WORK INSTRUCTIONS :: Repeat the records word for word, excluding any picture.

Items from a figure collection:
%%
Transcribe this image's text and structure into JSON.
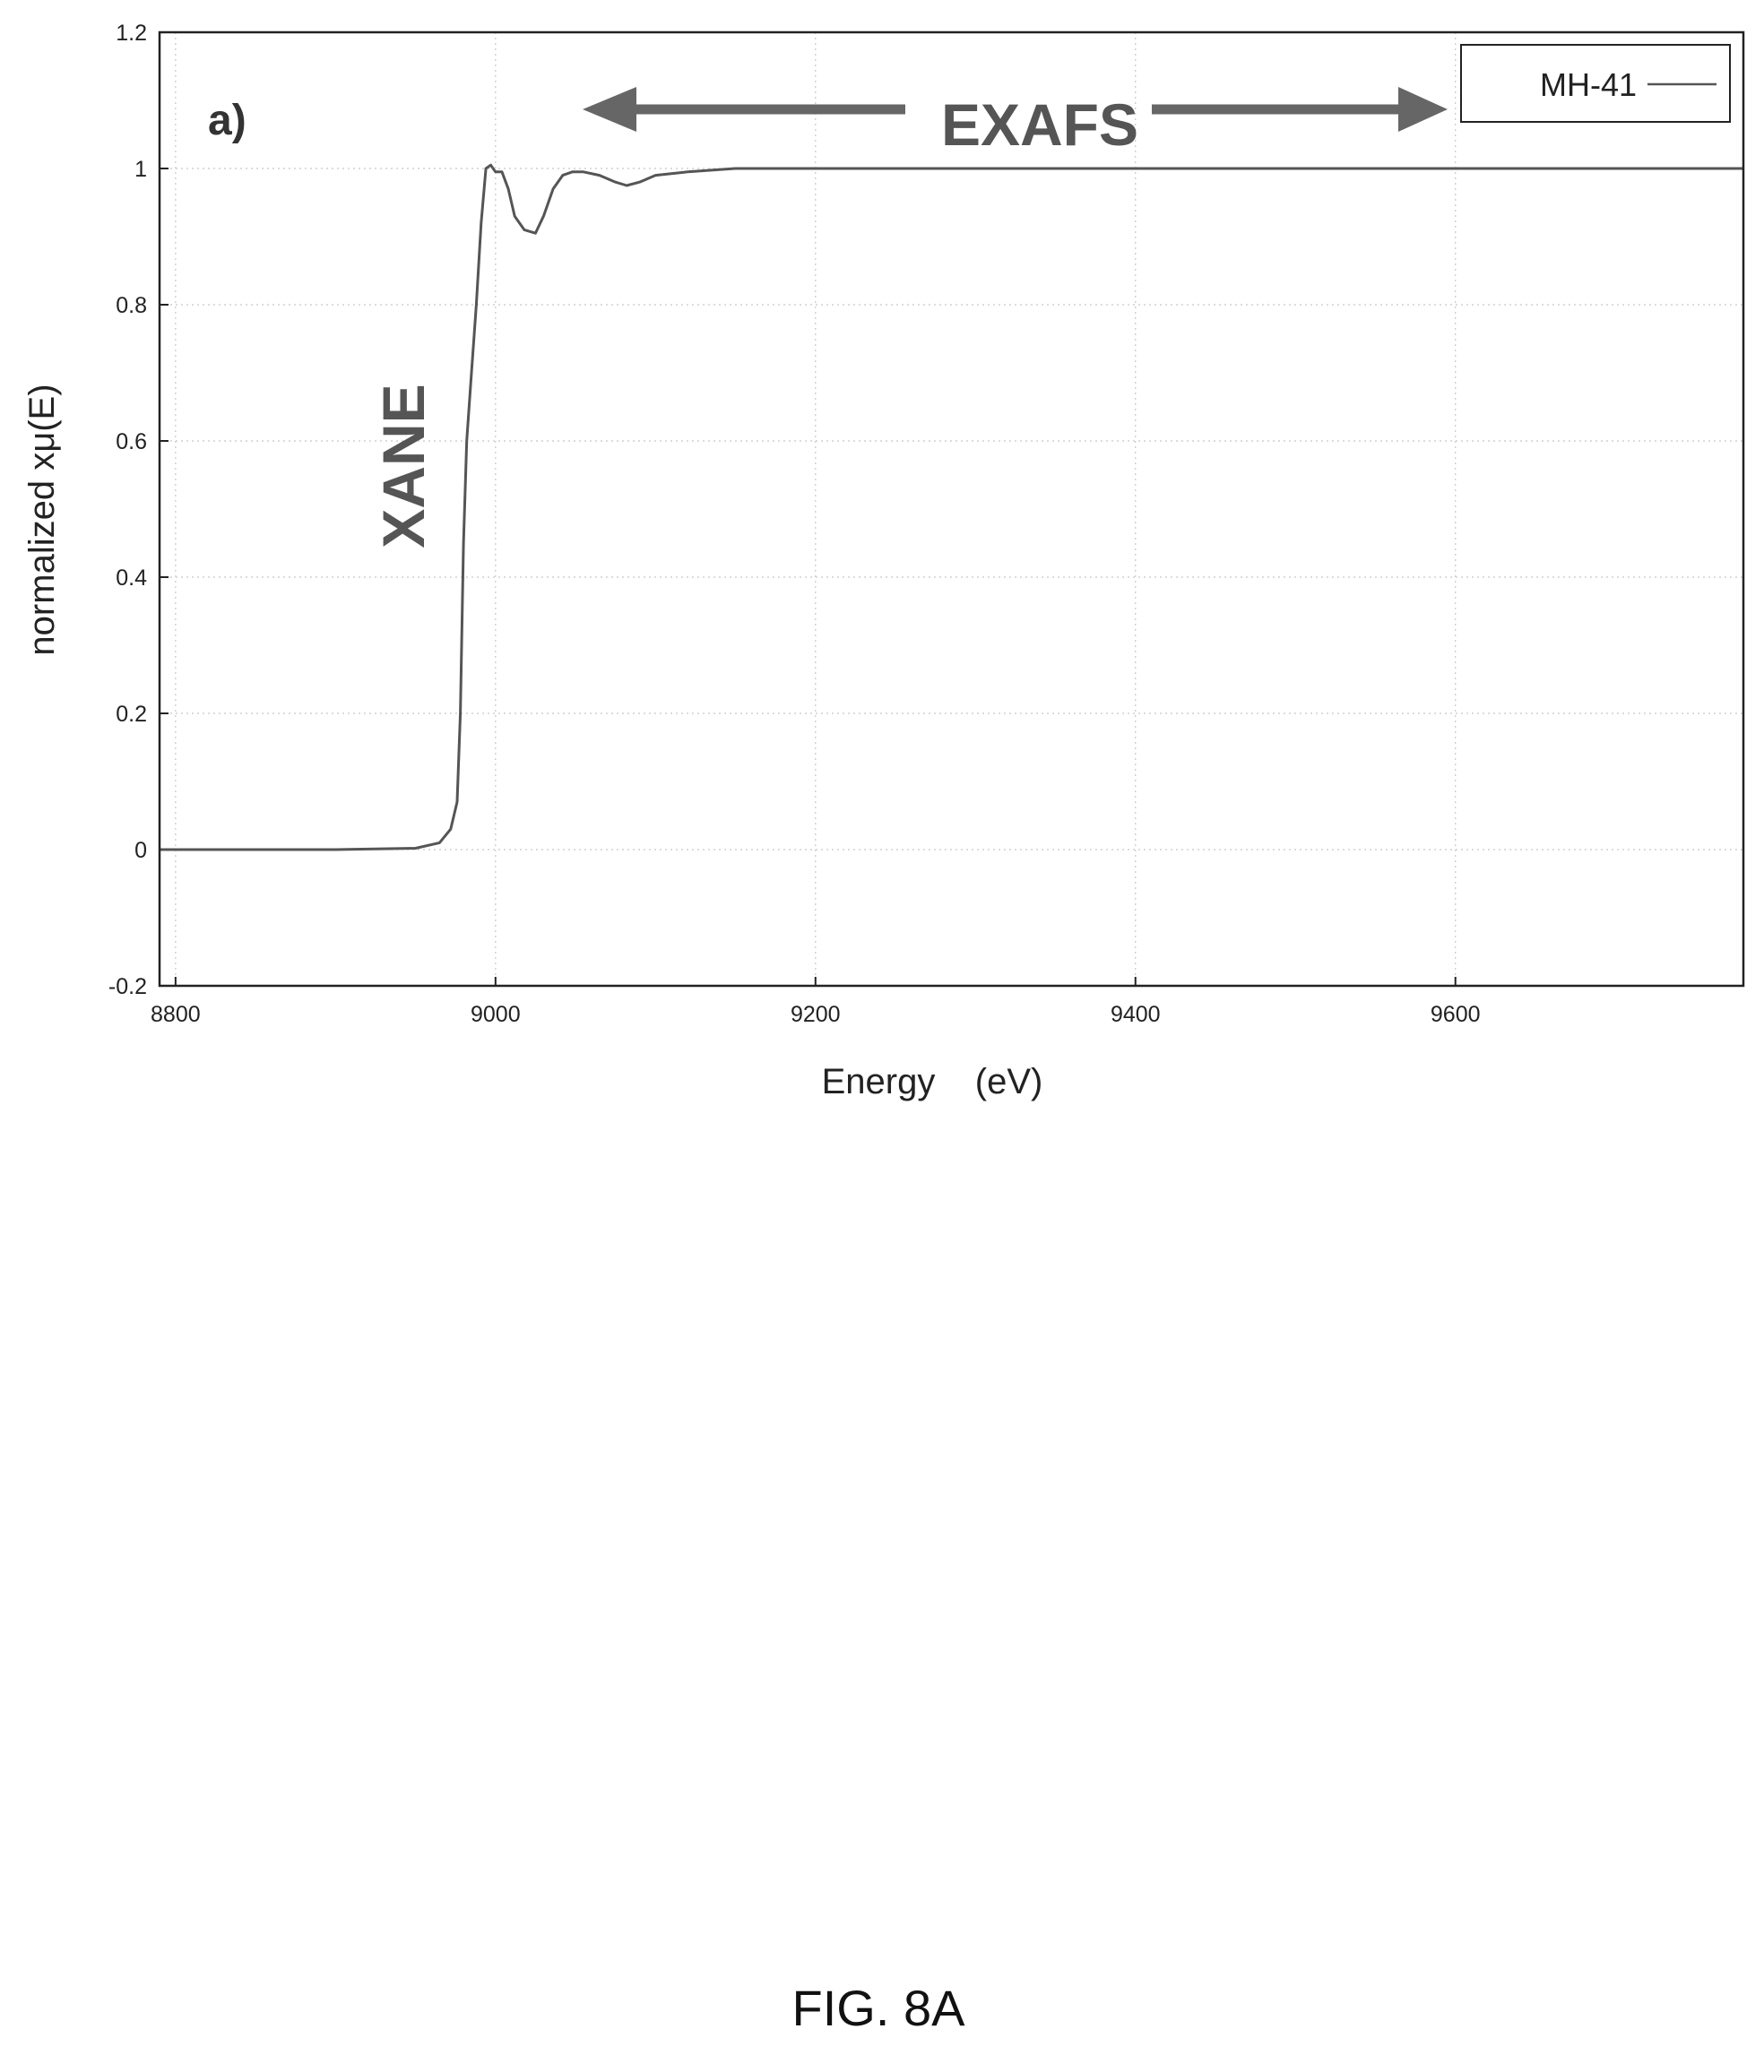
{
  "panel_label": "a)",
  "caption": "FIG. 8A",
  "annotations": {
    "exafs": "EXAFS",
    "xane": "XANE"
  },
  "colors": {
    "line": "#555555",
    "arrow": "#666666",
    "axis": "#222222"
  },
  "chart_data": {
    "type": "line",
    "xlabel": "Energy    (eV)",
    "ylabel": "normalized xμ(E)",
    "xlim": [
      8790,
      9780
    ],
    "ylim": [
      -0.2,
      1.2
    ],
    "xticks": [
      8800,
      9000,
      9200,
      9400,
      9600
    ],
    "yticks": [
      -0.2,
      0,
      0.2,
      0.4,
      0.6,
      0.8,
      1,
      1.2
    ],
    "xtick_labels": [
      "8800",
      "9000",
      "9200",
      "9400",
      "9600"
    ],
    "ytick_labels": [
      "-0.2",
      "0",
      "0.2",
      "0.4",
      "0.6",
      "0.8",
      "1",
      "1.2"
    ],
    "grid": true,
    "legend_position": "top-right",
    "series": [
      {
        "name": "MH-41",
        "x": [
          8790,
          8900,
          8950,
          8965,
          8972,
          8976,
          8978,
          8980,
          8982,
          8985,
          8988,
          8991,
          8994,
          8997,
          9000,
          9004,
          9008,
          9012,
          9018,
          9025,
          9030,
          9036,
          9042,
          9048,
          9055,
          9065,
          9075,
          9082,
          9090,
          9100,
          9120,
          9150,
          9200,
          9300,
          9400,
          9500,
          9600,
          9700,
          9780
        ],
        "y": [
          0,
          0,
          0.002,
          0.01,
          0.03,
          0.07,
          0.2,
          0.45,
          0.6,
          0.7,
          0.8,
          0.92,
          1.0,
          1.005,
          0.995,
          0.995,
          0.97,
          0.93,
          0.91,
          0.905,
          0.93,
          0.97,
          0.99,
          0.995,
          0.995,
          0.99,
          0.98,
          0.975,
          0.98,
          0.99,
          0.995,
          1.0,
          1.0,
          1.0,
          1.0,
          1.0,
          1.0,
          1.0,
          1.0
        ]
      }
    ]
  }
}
%%
RESPONSE BELOW ::
Transcribe this image's text and structure into JSON.
{
  "panel_label": "a)",
  "caption": "FIG. 8A",
  "annotations": {
    "exafs": "EXAFS",
    "xane": "XANE"
  },
  "colors": {
    "line": "#555555",
    "arrow": "#666666",
    "axis": "#222222"
  },
  "chart_data": {
    "type": "line",
    "xlabel": "Energy    (eV)",
    "ylabel": "normalized xμ(E)",
    "xlim": [
      8790,
      9780
    ],
    "ylim": [
      -0.2,
      1.2
    ],
    "xticks": [
      8800,
      9000,
      9200,
      9400,
      9600
    ],
    "yticks": [
      -0.2,
      0,
      0.2,
      0.4,
      0.6,
      0.8,
      1,
      1.2
    ],
    "xtick_labels": [
      "8800",
      "9000",
      "9200",
      "9400",
      "9600"
    ],
    "ytick_labels": [
      "-0.2",
      "0",
      "0.2",
      "0.4",
      "0.6",
      "0.8",
      "1",
      "1.2"
    ],
    "grid": true,
    "legend_position": "top-right",
    "series": [
      {
        "name": "MH-41",
        "x": [
          8790,
          8900,
          8950,
          8965,
          8972,
          8976,
          8978,
          8980,
          8982,
          8985,
          8988,
          8991,
          8994,
          8997,
          9000,
          9004,
          9008,
          9012,
          9018,
          9025,
          9030,
          9036,
          9042,
          9048,
          9055,
          9065,
          9075,
          9082,
          9090,
          9100,
          9120,
          9150,
          9200,
          9300,
          9400,
          9500,
          9600,
          9700,
          9780
        ],
        "y": [
          0,
          0,
          0.002,
          0.01,
          0.03,
          0.07,
          0.2,
          0.45,
          0.6,
          0.7,
          0.8,
          0.92,
          1.0,
          1.005,
          0.995,
          0.995,
          0.97,
          0.93,
          0.91,
          0.905,
          0.93,
          0.97,
          0.99,
          0.995,
          0.995,
          0.99,
          0.98,
          0.975,
          0.98,
          0.99,
          0.995,
          1.0,
          1.0,
          1.0,
          1.0,
          1.0,
          1.0,
          1.0,
          1.0
        ]
      }
    ]
  }
}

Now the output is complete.